>> Start

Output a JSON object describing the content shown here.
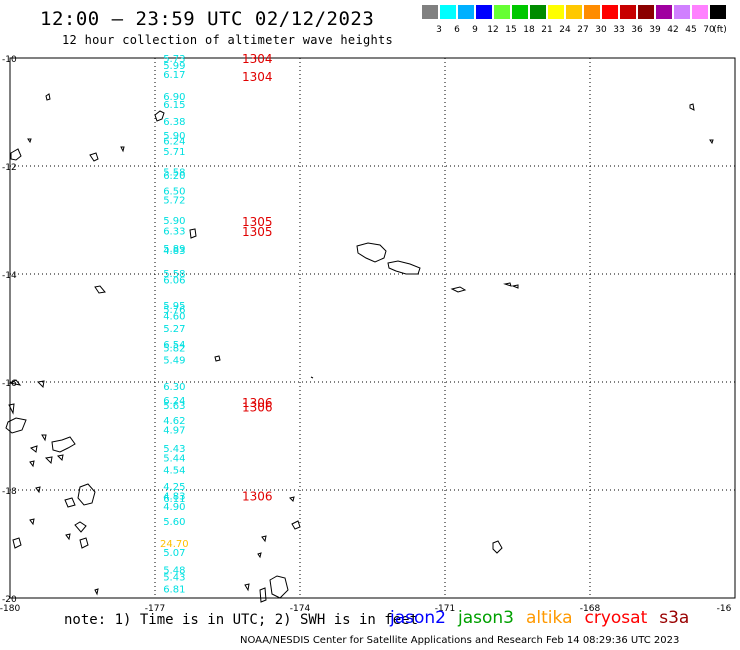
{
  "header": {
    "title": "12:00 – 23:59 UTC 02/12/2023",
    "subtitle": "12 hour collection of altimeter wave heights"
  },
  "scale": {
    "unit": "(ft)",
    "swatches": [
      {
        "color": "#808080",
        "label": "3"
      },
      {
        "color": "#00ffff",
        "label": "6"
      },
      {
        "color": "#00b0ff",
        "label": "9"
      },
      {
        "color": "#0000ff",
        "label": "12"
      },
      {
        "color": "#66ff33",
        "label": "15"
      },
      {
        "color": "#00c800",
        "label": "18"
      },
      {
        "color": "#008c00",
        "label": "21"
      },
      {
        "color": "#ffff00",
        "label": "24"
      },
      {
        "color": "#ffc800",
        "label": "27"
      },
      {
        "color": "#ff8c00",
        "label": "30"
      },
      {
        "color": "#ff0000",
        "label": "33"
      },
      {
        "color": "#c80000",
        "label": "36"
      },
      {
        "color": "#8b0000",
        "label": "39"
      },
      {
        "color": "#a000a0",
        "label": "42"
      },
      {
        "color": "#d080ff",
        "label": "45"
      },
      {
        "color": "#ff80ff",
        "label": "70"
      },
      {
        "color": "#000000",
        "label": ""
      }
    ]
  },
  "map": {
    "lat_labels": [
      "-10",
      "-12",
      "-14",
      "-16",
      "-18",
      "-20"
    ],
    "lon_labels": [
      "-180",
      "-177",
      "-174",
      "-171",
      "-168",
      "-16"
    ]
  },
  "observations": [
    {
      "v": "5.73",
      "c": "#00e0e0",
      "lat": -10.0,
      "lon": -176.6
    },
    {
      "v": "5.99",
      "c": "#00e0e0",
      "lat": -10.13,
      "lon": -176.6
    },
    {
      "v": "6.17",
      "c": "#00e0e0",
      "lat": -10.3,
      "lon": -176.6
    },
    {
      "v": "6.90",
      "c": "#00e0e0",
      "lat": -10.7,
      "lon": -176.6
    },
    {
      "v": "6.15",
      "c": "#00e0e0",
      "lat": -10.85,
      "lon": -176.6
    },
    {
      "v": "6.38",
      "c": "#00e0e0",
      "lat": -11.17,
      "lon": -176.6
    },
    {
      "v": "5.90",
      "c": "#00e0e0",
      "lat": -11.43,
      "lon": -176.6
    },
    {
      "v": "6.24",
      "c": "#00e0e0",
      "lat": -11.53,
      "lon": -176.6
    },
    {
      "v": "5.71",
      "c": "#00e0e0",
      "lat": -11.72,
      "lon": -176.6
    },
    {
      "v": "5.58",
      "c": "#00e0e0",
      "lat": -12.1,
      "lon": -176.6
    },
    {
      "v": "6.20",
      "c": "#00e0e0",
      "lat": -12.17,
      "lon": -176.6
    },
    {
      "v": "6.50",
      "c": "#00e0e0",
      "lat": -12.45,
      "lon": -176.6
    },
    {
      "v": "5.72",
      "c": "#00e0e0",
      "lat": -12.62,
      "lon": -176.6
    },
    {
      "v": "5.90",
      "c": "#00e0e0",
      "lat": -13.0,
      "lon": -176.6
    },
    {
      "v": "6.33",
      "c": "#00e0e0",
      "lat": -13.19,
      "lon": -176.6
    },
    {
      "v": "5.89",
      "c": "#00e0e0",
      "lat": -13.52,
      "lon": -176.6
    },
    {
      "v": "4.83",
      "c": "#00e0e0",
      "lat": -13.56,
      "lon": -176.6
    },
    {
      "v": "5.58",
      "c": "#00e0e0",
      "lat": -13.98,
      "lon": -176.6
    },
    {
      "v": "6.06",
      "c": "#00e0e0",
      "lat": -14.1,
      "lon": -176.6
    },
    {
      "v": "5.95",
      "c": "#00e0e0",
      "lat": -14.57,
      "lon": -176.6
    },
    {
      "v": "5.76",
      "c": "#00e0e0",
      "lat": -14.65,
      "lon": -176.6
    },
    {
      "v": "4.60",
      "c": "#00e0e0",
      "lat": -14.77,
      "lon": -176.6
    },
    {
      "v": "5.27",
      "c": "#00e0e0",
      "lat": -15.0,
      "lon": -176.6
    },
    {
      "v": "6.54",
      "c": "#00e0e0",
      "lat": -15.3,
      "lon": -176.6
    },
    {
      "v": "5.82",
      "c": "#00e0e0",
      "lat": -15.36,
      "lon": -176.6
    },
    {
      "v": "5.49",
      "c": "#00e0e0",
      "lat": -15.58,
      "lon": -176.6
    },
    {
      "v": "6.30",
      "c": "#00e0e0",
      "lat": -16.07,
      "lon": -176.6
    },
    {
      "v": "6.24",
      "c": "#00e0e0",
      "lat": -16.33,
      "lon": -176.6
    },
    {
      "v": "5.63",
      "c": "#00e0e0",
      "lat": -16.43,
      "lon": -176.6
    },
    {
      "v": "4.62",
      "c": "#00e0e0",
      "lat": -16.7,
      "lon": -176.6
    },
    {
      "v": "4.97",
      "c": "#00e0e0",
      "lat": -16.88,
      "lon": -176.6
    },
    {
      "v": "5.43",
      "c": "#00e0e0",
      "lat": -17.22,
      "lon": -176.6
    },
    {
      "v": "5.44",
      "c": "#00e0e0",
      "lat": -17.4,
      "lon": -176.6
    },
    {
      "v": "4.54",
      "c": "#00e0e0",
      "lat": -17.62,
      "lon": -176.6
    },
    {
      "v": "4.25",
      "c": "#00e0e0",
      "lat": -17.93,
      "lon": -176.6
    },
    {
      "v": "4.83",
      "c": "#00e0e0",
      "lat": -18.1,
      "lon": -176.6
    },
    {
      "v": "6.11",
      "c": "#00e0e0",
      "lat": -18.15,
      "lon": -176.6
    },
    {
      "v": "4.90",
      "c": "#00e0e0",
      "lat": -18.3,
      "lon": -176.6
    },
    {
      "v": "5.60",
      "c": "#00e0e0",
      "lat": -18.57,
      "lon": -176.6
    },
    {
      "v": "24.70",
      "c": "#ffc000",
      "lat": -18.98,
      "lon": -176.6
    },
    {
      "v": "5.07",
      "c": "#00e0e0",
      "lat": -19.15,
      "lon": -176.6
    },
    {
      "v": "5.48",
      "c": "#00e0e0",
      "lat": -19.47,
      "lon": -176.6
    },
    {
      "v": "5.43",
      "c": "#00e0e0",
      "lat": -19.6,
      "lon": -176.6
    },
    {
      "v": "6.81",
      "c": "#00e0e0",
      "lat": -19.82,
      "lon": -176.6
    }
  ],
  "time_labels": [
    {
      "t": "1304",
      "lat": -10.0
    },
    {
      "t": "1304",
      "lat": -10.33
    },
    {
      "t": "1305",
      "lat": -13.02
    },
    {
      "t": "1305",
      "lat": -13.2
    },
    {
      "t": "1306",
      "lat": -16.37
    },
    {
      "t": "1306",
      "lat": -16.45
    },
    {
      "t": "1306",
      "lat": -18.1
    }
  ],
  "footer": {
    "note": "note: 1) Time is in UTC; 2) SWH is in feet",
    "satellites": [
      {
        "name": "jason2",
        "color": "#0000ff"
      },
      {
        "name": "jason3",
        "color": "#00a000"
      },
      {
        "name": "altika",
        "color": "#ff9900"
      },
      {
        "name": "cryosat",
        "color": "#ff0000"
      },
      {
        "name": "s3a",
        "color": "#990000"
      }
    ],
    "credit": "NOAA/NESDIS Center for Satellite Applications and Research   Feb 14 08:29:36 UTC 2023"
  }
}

>> End

## What this task involves
Take the records above and transcribe them exactly, dropping every picture.

## Answer in full
Output a JSON object describing the content shown here.
{
  "header": {
    "title": "12:00 – 23:59 UTC 02/12/2023",
    "subtitle": "12 hour collection of altimeter wave heights"
  },
  "scale": {
    "unit": "(ft)",
    "swatches": [
      {
        "color": "#808080",
        "label": "3"
      },
      {
        "color": "#00ffff",
        "label": "6"
      },
      {
        "color": "#00b0ff",
        "label": "9"
      },
      {
        "color": "#0000ff",
        "label": "12"
      },
      {
        "color": "#66ff33",
        "label": "15"
      },
      {
        "color": "#00c800",
        "label": "18"
      },
      {
        "color": "#008c00",
        "label": "21"
      },
      {
        "color": "#ffff00",
        "label": "24"
      },
      {
        "color": "#ffc800",
        "label": "27"
      },
      {
        "color": "#ff8c00",
        "label": "30"
      },
      {
        "color": "#ff0000",
        "label": "33"
      },
      {
        "color": "#c80000",
        "label": "36"
      },
      {
        "color": "#8b0000",
        "label": "39"
      },
      {
        "color": "#a000a0",
        "label": "42"
      },
      {
        "color": "#d080ff",
        "label": "45"
      },
      {
        "color": "#ff80ff",
        "label": "70"
      },
      {
        "color": "#000000",
        "label": ""
      }
    ]
  },
  "map": {
    "lat_labels": [
      "-10",
      "-12",
      "-14",
      "-16",
      "-18",
      "-20"
    ],
    "lon_labels": [
      "-180",
      "-177",
      "-174",
      "-171",
      "-168",
      "-16"
    ]
  },
  "observations": [
    {
      "v": "5.73",
      "c": "#00e0e0",
      "lat": -10.0,
      "lon": -176.6
    },
    {
      "v": "5.99",
      "c": "#00e0e0",
      "lat": -10.13,
      "lon": -176.6
    },
    {
      "v": "6.17",
      "c": "#00e0e0",
      "lat": -10.3,
      "lon": -176.6
    },
    {
      "v": "6.90",
      "c": "#00e0e0",
      "lat": -10.7,
      "lon": -176.6
    },
    {
      "v": "6.15",
      "c": "#00e0e0",
      "lat": -10.85,
      "lon": -176.6
    },
    {
      "v": "6.38",
      "c": "#00e0e0",
      "lat": -11.17,
      "lon": -176.6
    },
    {
      "v": "5.90",
      "c": "#00e0e0",
      "lat": -11.43,
      "lon": -176.6
    },
    {
      "v": "6.24",
      "c": "#00e0e0",
      "lat": -11.53,
      "lon": -176.6
    },
    {
      "v": "5.71",
      "c": "#00e0e0",
      "lat": -11.72,
      "lon": -176.6
    },
    {
      "v": "5.58",
      "c": "#00e0e0",
      "lat": -12.1,
      "lon": -176.6
    },
    {
      "v": "6.20",
      "c": "#00e0e0",
      "lat": -12.17,
      "lon": -176.6
    },
    {
      "v": "6.50",
      "c": "#00e0e0",
      "lat": -12.45,
      "lon": -176.6
    },
    {
      "v": "5.72",
      "c": "#00e0e0",
      "lat": -12.62,
      "lon": -176.6
    },
    {
      "v": "5.90",
      "c": "#00e0e0",
      "lat": -13.0,
      "lon": -176.6
    },
    {
      "v": "6.33",
      "c": "#00e0e0",
      "lat": -13.19,
      "lon": -176.6
    },
    {
      "v": "5.89",
      "c": "#00e0e0",
      "lat": -13.52,
      "lon": -176.6
    },
    {
      "v": "4.83",
      "c": "#00e0e0",
      "lat": -13.56,
      "lon": -176.6
    },
    {
      "v": "5.58",
      "c": "#00e0e0",
      "lat": -13.98,
      "lon": -176.6
    },
    {
      "v": "6.06",
      "c": "#00e0e0",
      "lat": -14.1,
      "lon": -176.6
    },
    {
      "v": "5.95",
      "c": "#00e0e0",
      "lat": -14.57,
      "lon": -176.6
    },
    {
      "v": "5.76",
      "c": "#00e0e0",
      "lat": -14.65,
      "lon": -176.6
    },
    {
      "v": "4.60",
      "c": "#00e0e0",
      "lat": -14.77,
      "lon": -176.6
    },
    {
      "v": "5.27",
      "c": "#00e0e0",
      "lat": -15.0,
      "lon": -176.6
    },
    {
      "v": "6.54",
      "c": "#00e0e0",
      "lat": -15.3,
      "lon": -176.6
    },
    {
      "v": "5.82",
      "c": "#00e0e0",
      "lat": -15.36,
      "lon": -176.6
    },
    {
      "v": "5.49",
      "c": "#00e0e0",
      "lat": -15.58,
      "lon": -176.6
    },
    {
      "v": "6.30",
      "c": "#00e0e0",
      "lat": -16.07,
      "lon": -176.6
    },
    {
      "v": "6.24",
      "c": "#00e0e0",
      "lat": -16.33,
      "lon": -176.6
    },
    {
      "v": "5.63",
      "c": "#00e0e0",
      "lat": -16.43,
      "lon": -176.6
    },
    {
      "v": "4.62",
      "c": "#00e0e0",
      "lat": -16.7,
      "lon": -176.6
    },
    {
      "v": "4.97",
      "c": "#00e0e0",
      "lat": -16.88,
      "lon": -176.6
    },
    {
      "v": "5.43",
      "c": "#00e0e0",
      "lat": -17.22,
      "lon": -176.6
    },
    {
      "v": "5.44",
      "c": "#00e0e0",
      "lat": -17.4,
      "lon": -176.6
    },
    {
      "v": "4.54",
      "c": "#00e0e0",
      "lat": -17.62,
      "lon": -176.6
    },
    {
      "v": "4.25",
      "c": "#00e0e0",
      "lat": -17.93,
      "lon": -176.6
    },
    {
      "v": "4.83",
      "c": "#00e0e0",
      "lat": -18.1,
      "lon": -176.6
    },
    {
      "v": "6.11",
      "c": "#00e0e0",
      "lat": -18.15,
      "lon": -176.6
    },
    {
      "v": "4.90",
      "c": "#00e0e0",
      "lat": -18.3,
      "lon": -176.6
    },
    {
      "v": "5.60",
      "c": "#00e0e0",
      "lat": -18.57,
      "lon": -176.6
    },
    {
      "v": "24.70",
      "c": "#ffc000",
      "lat": -18.98,
      "lon": -176.6
    },
    {
      "v": "5.07",
      "c": "#00e0e0",
      "lat": -19.15,
      "lon": -176.6
    },
    {
      "v": "5.48",
      "c": "#00e0e0",
      "lat": -19.47,
      "lon": -176.6
    },
    {
      "v": "5.43",
      "c": "#00e0e0",
      "lat": -19.6,
      "lon": -176.6
    },
    {
      "v": "6.81",
      "c": "#00e0e0",
      "lat": -19.82,
      "lon": -176.6
    }
  ],
  "time_labels": [
    {
      "t": "1304",
      "lat": -10.0
    },
    {
      "t": "1304",
      "lat": -10.33
    },
    {
      "t": "1305",
      "lat": -13.02
    },
    {
      "t": "1305",
      "lat": -13.2
    },
    {
      "t": "1306",
      "lat": -16.37
    },
    {
      "t": "1306",
      "lat": -16.45
    },
    {
      "t": "1306",
      "lat": -18.1
    }
  ],
  "footer": {
    "note": "note: 1) Time is in UTC; 2) SWH is in feet",
    "satellites": [
      {
        "name": "jason2",
        "color": "#0000ff"
      },
      {
        "name": "jason3",
        "color": "#00a000"
      },
      {
        "name": "altika",
        "color": "#ff9900"
      },
      {
        "name": "cryosat",
        "color": "#ff0000"
      },
      {
        "name": "s3a",
        "color": "#990000"
      }
    ],
    "credit": "NOAA/NESDIS Center for Satellite Applications and Research   Feb 14 08:29:36 UTC 2023"
  }
}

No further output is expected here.